──────── DATA
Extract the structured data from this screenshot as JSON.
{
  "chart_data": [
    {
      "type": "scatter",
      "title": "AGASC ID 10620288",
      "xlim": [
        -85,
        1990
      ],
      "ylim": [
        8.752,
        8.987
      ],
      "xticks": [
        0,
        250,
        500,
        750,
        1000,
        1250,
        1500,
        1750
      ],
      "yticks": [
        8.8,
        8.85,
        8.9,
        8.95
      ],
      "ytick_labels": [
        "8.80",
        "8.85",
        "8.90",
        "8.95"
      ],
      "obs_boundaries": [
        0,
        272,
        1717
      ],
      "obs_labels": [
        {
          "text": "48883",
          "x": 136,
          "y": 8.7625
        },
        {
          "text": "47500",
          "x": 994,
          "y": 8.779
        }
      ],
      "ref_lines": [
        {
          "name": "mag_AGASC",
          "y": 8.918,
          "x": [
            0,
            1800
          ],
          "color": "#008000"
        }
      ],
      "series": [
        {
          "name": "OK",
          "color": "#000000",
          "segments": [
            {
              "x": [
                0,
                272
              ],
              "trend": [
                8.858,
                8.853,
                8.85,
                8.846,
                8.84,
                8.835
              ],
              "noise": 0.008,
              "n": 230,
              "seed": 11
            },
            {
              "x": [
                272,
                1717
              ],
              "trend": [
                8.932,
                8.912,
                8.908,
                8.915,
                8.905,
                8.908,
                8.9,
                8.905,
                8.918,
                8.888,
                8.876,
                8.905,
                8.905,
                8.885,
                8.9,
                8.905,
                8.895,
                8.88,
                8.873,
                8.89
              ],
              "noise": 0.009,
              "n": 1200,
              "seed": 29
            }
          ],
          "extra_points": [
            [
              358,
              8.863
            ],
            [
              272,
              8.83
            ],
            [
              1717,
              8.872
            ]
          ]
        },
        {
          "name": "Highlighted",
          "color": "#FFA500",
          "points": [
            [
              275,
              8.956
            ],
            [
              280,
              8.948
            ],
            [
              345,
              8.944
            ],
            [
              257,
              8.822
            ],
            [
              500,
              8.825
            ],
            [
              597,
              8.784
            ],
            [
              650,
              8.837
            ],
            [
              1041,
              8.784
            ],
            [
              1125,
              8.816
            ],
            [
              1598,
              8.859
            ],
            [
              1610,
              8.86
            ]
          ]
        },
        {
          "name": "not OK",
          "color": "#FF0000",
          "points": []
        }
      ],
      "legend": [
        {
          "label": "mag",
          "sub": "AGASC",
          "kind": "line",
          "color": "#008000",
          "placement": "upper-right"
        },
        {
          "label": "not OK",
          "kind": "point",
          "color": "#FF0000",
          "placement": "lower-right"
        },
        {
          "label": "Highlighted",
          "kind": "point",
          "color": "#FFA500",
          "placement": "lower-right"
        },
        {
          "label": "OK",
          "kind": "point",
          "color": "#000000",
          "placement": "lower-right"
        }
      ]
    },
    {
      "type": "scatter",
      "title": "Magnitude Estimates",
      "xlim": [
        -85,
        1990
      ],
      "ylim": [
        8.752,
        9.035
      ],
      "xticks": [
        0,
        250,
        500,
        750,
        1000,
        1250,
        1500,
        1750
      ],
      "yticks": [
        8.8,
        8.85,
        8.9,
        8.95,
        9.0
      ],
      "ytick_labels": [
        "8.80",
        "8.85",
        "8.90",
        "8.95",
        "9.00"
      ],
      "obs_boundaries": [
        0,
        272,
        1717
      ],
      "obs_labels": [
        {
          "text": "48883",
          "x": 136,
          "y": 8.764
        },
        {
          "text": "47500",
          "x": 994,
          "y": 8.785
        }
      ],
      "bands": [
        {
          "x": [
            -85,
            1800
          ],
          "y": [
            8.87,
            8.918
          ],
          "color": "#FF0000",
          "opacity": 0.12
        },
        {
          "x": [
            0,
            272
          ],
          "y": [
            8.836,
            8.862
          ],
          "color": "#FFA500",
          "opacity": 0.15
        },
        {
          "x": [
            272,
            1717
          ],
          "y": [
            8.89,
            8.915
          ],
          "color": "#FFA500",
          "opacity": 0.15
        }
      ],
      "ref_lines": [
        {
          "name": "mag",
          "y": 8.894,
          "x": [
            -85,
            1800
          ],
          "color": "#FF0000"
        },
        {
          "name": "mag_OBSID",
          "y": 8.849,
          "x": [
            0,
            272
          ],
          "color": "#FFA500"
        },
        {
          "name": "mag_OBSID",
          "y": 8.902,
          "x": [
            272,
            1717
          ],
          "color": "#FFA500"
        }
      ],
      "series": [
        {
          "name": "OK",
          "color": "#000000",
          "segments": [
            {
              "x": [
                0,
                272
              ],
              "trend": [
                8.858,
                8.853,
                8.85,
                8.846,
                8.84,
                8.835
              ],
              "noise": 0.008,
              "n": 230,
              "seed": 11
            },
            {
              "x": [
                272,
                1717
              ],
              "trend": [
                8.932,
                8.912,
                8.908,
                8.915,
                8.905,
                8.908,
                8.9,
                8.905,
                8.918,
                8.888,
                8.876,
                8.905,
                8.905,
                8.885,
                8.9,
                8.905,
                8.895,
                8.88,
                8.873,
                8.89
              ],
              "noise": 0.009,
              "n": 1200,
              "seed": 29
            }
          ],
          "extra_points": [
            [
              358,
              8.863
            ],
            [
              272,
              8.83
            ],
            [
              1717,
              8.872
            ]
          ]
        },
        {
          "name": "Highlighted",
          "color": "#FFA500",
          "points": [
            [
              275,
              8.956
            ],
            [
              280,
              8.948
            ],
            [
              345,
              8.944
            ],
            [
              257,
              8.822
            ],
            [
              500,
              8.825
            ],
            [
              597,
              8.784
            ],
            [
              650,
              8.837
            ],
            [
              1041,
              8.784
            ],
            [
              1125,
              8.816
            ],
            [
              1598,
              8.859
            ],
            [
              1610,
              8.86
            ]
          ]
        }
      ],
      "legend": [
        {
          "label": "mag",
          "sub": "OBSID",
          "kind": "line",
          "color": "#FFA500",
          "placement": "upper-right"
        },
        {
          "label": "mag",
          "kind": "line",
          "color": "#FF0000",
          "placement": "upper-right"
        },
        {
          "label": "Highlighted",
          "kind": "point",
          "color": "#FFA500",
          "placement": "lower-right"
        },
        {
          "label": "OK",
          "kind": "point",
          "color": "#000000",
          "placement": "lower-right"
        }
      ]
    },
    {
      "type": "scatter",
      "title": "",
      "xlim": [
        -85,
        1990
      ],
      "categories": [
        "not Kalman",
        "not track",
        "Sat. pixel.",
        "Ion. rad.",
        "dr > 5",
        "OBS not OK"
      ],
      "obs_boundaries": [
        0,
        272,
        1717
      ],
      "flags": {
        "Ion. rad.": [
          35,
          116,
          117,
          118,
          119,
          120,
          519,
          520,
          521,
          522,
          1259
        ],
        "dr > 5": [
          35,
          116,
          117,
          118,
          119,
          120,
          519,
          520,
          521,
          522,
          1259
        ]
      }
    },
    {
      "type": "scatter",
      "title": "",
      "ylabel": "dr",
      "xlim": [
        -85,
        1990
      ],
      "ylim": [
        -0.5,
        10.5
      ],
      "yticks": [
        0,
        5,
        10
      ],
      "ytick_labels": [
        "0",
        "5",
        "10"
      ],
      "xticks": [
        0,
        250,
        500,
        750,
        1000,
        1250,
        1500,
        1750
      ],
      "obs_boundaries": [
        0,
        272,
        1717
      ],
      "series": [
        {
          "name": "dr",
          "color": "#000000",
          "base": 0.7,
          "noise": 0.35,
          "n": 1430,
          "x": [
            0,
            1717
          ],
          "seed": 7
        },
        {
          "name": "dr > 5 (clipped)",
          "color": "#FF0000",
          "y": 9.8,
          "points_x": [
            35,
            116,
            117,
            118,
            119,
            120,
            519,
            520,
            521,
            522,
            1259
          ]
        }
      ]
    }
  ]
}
────────────────
Each line of the material above needs to be quoted exactly, please.

### SOLUTION TO THE PROBLEM:
Extract the structured data from this screenshot as JSON.
{
  "chart_data": [
    {
      "type": "scatter",
      "title": "AGASC ID 10620288",
      "xlim": [
        -85,
        1990
      ],
      "ylim": [
        8.752,
        8.987
      ],
      "xticks": [
        0,
        250,
        500,
        750,
        1000,
        1250,
        1500,
        1750
      ],
      "yticks": [
        8.8,
        8.85,
        8.9,
        8.95
      ],
      "ytick_labels": [
        "8.80",
        "8.85",
        "8.90",
        "8.95"
      ],
      "obs_boundaries": [
        0,
        272,
        1717
      ],
      "obs_labels": [
        {
          "text": "48883",
          "x": 136,
          "y": 8.7625
        },
        {
          "text": "47500",
          "x": 994,
          "y": 8.779
        }
      ],
      "ref_lines": [
        {
          "name": "mag_AGASC",
          "y": 8.918,
          "x": [
            0,
            1800
          ],
          "color": "#008000"
        }
      ],
      "series": [
        {
          "name": "OK",
          "color": "#000000",
          "segments": [
            {
              "x": [
                0,
                272
              ],
              "trend": [
                8.858,
                8.853,
                8.85,
                8.846,
                8.84,
                8.835
              ],
              "noise": 0.008,
              "n": 230,
              "seed": 11
            },
            {
              "x": [
                272,
                1717
              ],
              "trend": [
                8.932,
                8.912,
                8.908,
                8.915,
                8.905,
                8.908,
                8.9,
                8.905,
                8.918,
                8.888,
                8.876,
                8.905,
                8.905,
                8.885,
                8.9,
                8.905,
                8.895,
                8.88,
                8.873,
                8.89
              ],
              "noise": 0.009,
              "n": 1200,
              "seed": 29
            }
          ],
          "extra_points": [
            [
              358,
              8.863
            ],
            [
              272,
              8.83
            ],
            [
              1717,
              8.872
            ]
          ]
        },
        {
          "name": "Highlighted",
          "color": "#FFA500",
          "points": [
            [
              275,
              8.956
            ],
            [
              280,
              8.948
            ],
            [
              345,
              8.944
            ],
            [
              257,
              8.822
            ],
            [
              500,
              8.825
            ],
            [
              597,
              8.784
            ],
            [
              650,
              8.837
            ],
            [
              1041,
              8.784
            ],
            [
              1125,
              8.816
            ],
            [
              1598,
              8.859
            ],
            [
              1610,
              8.86
            ]
          ]
        },
        {
          "name": "not OK",
          "color": "#FF0000",
          "points": []
        }
      ],
      "legend": [
        {
          "label": "mag",
          "sub": "AGASC",
          "kind": "line",
          "color": "#008000",
          "placement": "upper-right"
        },
        {
          "label": "not OK",
          "kind": "point",
          "color": "#FF0000",
          "placement": "lower-right"
        },
        {
          "label": "Highlighted",
          "kind": "point",
          "color": "#FFA500",
          "placement": "lower-right"
        },
        {
          "label": "OK",
          "kind": "point",
          "color": "#000000",
          "placement": "lower-right"
        }
      ]
    },
    {
      "type": "scatter",
      "title": "Magnitude Estimates",
      "xlim": [
        -85,
        1990
      ],
      "ylim": [
        8.752,
        9.035
      ],
      "xticks": [
        0,
        250,
        500,
        750,
        1000,
        1250,
        1500,
        1750
      ],
      "yticks": [
        8.8,
        8.85,
        8.9,
        8.95,
        9.0
      ],
      "ytick_labels": [
        "8.80",
        "8.85",
        "8.90",
        "8.95",
        "9.00"
      ],
      "obs_boundaries": [
        0,
        272,
        1717
      ],
      "obs_labels": [
        {
          "text": "48883",
          "x": 136,
          "y": 8.764
        },
        {
          "text": "47500",
          "x": 994,
          "y": 8.785
        }
      ],
      "bands": [
        {
          "x": [
            -85,
            1800
          ],
          "y": [
            8.87,
            8.918
          ],
          "color": "#FF0000",
          "opacity": 0.12
        },
        {
          "x": [
            0,
            272
          ],
          "y": [
            8.836,
            8.862
          ],
          "color": "#FFA500",
          "opacity": 0.15
        },
        {
          "x": [
            272,
            1717
          ],
          "y": [
            8.89,
            8.915
          ],
          "color": "#FFA500",
          "opacity": 0.15
        }
      ],
      "ref_lines": [
        {
          "name": "mag",
          "y": 8.894,
          "x": [
            -85,
            1800
          ],
          "color": "#FF0000"
        },
        {
          "name": "mag_OBSID",
          "y": 8.849,
          "x": [
            0,
            272
          ],
          "color": "#FFA500"
        },
        {
          "name": "mag_OBSID",
          "y": 8.902,
          "x": [
            272,
            1717
          ],
          "color": "#FFA500"
        }
      ],
      "series": [
        {
          "name": "OK",
          "color": "#000000",
          "segments": [
            {
              "x": [
                0,
                272
              ],
              "trend": [
                8.858,
                8.853,
                8.85,
                8.846,
                8.84,
                8.835
              ],
              "noise": 0.008,
              "n": 230,
              "seed": 11
            },
            {
              "x": [
                272,
                1717
              ],
              "trend": [
                8.932,
                8.912,
                8.908,
                8.915,
                8.905,
                8.908,
                8.9,
                8.905,
                8.918,
                8.888,
                8.876,
                8.905,
                8.905,
                8.885,
                8.9,
                8.905,
                8.895,
                8.88,
                8.873,
                8.89
              ],
              "noise": 0.009,
              "n": 1200,
              "seed": 29
            }
          ],
          "extra_points": [
            [
              358,
              8.863
            ],
            [
              272,
              8.83
            ],
            [
              1717,
              8.872
            ]
          ]
        },
        {
          "name": "Highlighted",
          "color": "#FFA500",
          "points": [
            [
              275,
              8.956
            ],
            [
              280,
              8.948
            ],
            [
              345,
              8.944
            ],
            [
              257,
              8.822
            ],
            [
              500,
              8.825
            ],
            [
              597,
              8.784
            ],
            [
              650,
              8.837
            ],
            [
              1041,
              8.784
            ],
            [
              1125,
              8.816
            ],
            [
              1598,
              8.859
            ],
            [
              1610,
              8.86
            ]
          ]
        }
      ],
      "legend": [
        {
          "label": "mag",
          "sub": "OBSID",
          "kind": "line",
          "color": "#FFA500",
          "placement": "upper-right"
        },
        {
          "label": "mag",
          "kind": "line",
          "color": "#FF0000",
          "placement": "upper-right"
        },
        {
          "label": "Highlighted",
          "kind": "point",
          "color": "#FFA500",
          "placement": "lower-right"
        },
        {
          "label": "OK",
          "kind": "point",
          "color": "#000000",
          "placement": "lower-right"
        }
      ]
    },
    {
      "type": "scatter",
      "title": "",
      "xlim": [
        -85,
        1990
      ],
      "categories": [
        "not Kalman",
        "not track",
        "Sat. pixel.",
        "Ion. rad.",
        "dr > 5",
        "OBS not OK"
      ],
      "obs_boundaries": [
        0,
        272,
        1717
      ],
      "flags": {
        "Ion. rad.": [
          35,
          116,
          117,
          118,
          119,
          120,
          519,
          520,
          521,
          522,
          1259
        ],
        "dr > 5": [
          35,
          116,
          117,
          118,
          119,
          120,
          519,
          520,
          521,
          522,
          1259
        ]
      }
    },
    {
      "type": "scatter",
      "title": "",
      "ylabel": "dr",
      "xlim": [
        -85,
        1990
      ],
      "ylim": [
        -0.5,
        10.5
      ],
      "yticks": [
        0,
        5,
        10
      ],
      "ytick_labels": [
        "0",
        "5",
        "10"
      ],
      "xticks": [
        0,
        250,
        500,
        750,
        1000,
        1250,
        1500,
        1750
      ],
      "obs_boundaries": [
        0,
        272,
        1717
      ],
      "series": [
        {
          "name": "dr",
          "color": "#000000",
          "base": 0.7,
          "noise": 0.35,
          "n": 1430,
          "x": [
            0,
            1717
          ],
          "seed": 7
        },
        {
          "name": "dr > 5 (clipped)",
          "color": "#FF0000",
          "y": 9.8,
          "points_x": [
            35,
            116,
            117,
            118,
            119,
            120,
            519,
            520,
            521,
            522,
            1259
          ]
        }
      ]
    }
  ]
}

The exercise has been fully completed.